Read the data and repeat it in full, exactly.

### STORED ROWS

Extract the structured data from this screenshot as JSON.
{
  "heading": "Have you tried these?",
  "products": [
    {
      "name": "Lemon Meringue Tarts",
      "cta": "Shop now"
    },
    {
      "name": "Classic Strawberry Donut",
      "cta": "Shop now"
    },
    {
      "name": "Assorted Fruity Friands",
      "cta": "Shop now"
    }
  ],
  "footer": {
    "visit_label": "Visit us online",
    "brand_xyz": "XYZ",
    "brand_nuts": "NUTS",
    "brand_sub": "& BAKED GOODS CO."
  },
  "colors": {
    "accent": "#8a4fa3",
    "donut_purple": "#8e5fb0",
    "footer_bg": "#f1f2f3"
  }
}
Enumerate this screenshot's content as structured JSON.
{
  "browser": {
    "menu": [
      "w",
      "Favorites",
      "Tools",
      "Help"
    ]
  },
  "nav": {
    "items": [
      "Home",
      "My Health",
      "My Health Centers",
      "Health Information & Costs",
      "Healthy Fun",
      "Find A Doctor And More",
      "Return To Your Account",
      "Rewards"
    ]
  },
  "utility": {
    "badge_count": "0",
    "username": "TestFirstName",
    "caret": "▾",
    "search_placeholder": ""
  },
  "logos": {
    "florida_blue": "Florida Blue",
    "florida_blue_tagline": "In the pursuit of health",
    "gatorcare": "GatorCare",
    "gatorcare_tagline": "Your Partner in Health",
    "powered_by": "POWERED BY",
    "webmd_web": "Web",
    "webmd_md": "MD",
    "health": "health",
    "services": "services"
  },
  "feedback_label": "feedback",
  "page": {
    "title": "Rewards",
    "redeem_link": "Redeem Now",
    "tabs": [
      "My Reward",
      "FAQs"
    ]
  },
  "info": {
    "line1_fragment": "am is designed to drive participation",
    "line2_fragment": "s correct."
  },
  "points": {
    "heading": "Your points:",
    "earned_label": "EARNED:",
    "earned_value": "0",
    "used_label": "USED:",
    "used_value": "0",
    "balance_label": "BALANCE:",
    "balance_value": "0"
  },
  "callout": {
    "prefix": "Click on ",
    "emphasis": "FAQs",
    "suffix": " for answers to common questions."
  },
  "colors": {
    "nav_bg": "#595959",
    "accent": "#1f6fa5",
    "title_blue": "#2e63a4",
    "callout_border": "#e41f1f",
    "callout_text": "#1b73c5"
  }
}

######

▸ ANSWER TO THIS PROBLEM:
Extract the structured data from this screenshot as JSON.
{
  "heading": "Have you tried these?",
  "products": [
    {
      "name": "Lemon Meringue Tarts",
      "cta": "Shop now"
    },
    {
      "name": "Classic Strawberry Donut",
      "cta": "Shop now"
    },
    {
      "name": "Assorted Fruity Friands",
      "cta": "Shop now"
    }
  ],
  "footer": {
    "visit_label": "Visit us online",
    "brand_xyz": "XYZ",
    "brand_nuts": "NUTS",
    "brand_sub": "& BAKED GOODS CO."
  },
  "colors": {
    "accent": "#8a4fa3",
    "donut_purple": "#8e5fb0",
    "footer_bg": "#f1f2f3"
  }
}
Enumerate this screenshot's content as structured JSON.
{
  "browser": {
    "menu": [
      "w",
      "Favorites",
      "Tools",
      "Help"
    ]
  },
  "nav": {
    "items": [
      "Home",
      "My Health",
      "My Health Centers",
      "Health Information & Costs",
      "Healthy Fun",
      "Find A Doctor And More",
      "Return To Your Account",
      "Rewards"
    ]
  },
  "utility": {
    "badge_count": "0",
    "username": "TestFirstName",
    "caret": "▾",
    "search_placeholder": ""
  },
  "logos": {
    "florida_blue": "Florida Blue",
    "florida_blue_tagline": "In the pursuit of health",
    "gatorcare": "GatorCare",
    "gatorcare_tagline": "Your Partner in Health",
    "powered_by": "POWERED BY",
    "webmd_web": "Web",
    "webmd_md": "MD",
    "health": "health",
    "services": "services"
  },
  "feedback_label": "feedback",
  "page": {
    "title": "Rewards",
    "redeem_link": "Redeem Now",
    "tabs": [
      "My Reward",
      "FAQs"
    ]
  },
  "info": {
    "line1_fragment": "am is designed to drive participation",
    "line2_fragment": "s correct."
  },
  "points": {
    "heading": "Your points:",
    "earned_label": "EARNED:",
    "earned_value": "0",
    "used_label": "USED:",
    "used_value": "0",
    "balance_label": "BALANCE:",
    "balance_value": "0"
  },
  "callout": {
    "prefix": "Click on ",
    "emphasis": "FAQs",
    "suffix": " for answers to common questions."
  },
  "colors": {
    "nav_bg": "#595959",
    "accent": "#1f6fa5",
    "title_blue": "#2e63a4",
    "callout_border": "#e41f1f",
    "callout_text": "#1b73c5"
  }
}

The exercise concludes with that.